■ TASK PROMPT ■
Return the entries below verbatim. Pictures stay out.

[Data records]
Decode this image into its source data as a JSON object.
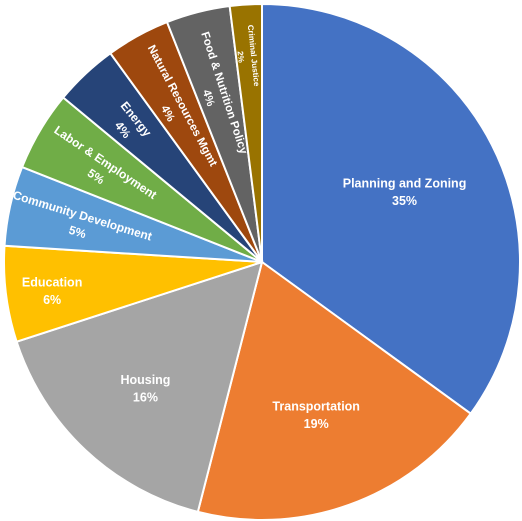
{
  "chart_data": {
    "type": "pie",
    "title": "",
    "legend": "none",
    "start_angle": "12 o'clock",
    "direction": "clockwise",
    "slices": [
      {
        "label": "Planning and Zoning",
        "percent_label": "35%",
        "value": 35,
        "color": "#4472C4"
      },
      {
        "label": "Transportation",
        "percent_label": "19%",
        "value": 19,
        "color": "#ED7D31"
      },
      {
        "label": "Housing",
        "percent_label": "16%",
        "value": 16,
        "color": "#A5A5A5"
      },
      {
        "label": "Education",
        "percent_label": "6%",
        "value": 6,
        "color": "#FFC000"
      },
      {
        "label": "Community Development",
        "percent_label": "5%",
        "value": 5,
        "color": "#5B9BD5"
      },
      {
        "label": "Labor & Employment",
        "percent_label": "5%",
        "value": 5,
        "color": "#70AD47"
      },
      {
        "label": "Energy",
        "percent_label": "4%",
        "value": 4,
        "color": "#264478"
      },
      {
        "label": "Natural Resources Mgmt",
        "percent_label": "4%",
        "value": 4,
        "color": "#9E480E"
      },
      {
        "label": "Food & Nutrition Policy",
        "percent_label": "4%",
        "value": 4,
        "color": "#636363"
      },
      {
        "label": "Criminal Justice",
        "percent_label": "2%",
        "value": 2,
        "color": "#997300"
      }
    ]
  }
}
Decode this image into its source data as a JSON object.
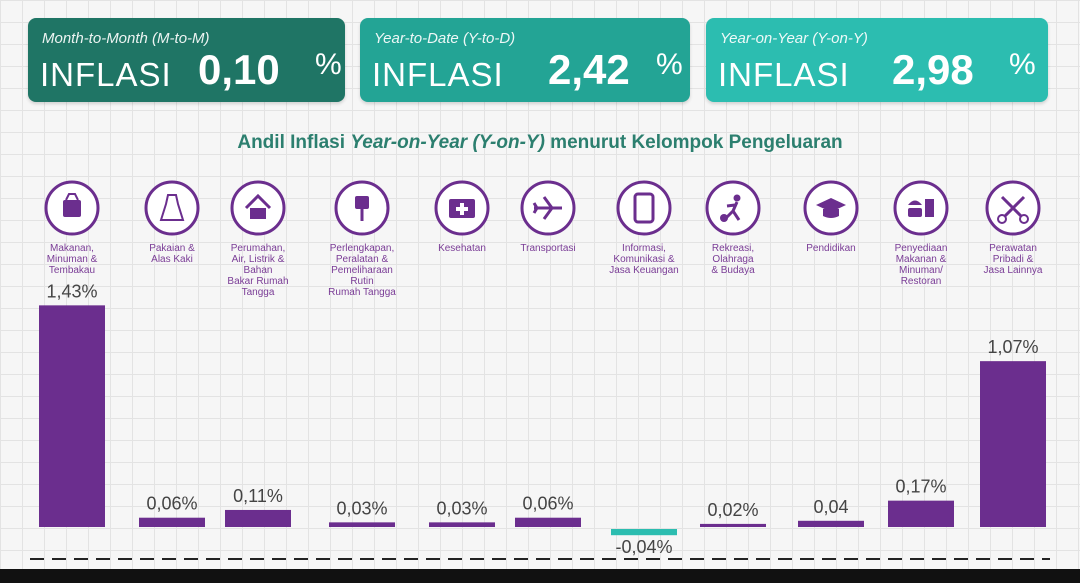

■ FULL SOLUTION ■
Decode this image into its source data as a JSON object.
{
  "chart_data": {
    "type": "pie",
    "title": "",
    "legend": "none",
    "start_angle": "12 o'clock",
    "direction": "clockwise",
    "slices": [
      {
        "label": "Planning and Zoning",
        "percent_label": "35%",
        "value": 35,
        "color": "#4472C4"
      },
      {
        "label": "Transportation",
        "percent_label": "19%",
        "value": 19,
        "color": "#ED7D31"
      },
      {
        "label": "Housing",
        "percent_label": "16%",
        "value": 16,
        "color": "#A5A5A5"
      },
      {
        "label": "Education",
        "percent_label": "6%",
        "value": 6,
        "color": "#FFC000"
      },
      {
        "label": "Community Development",
        "percent_label": "5%",
        "value": 5,
        "color": "#5B9BD5"
      },
      {
        "label": "Labor & Employment",
        "percent_label": "5%",
        "value": 5,
        "color": "#70AD47"
      },
      {
        "label": "Energy",
        "percent_label": "4%",
        "value": 4,
        "color": "#264478"
      },
      {
        "label": "Natural Resources Mgmt",
        "percent_label": "4%",
        "value": 4,
        "color": "#9E480E"
      },
      {
        "label": "Food & Nutrition Policy",
        "percent_label": "4%",
        "value": 4,
        "color": "#636363"
      },
      {
        "label": "Criminal Justice",
        "percent_label": "2%",
        "value": 2,
        "color": "#997300"
      }
    ]
  }
}
Decode this image into its source data as a JSON object.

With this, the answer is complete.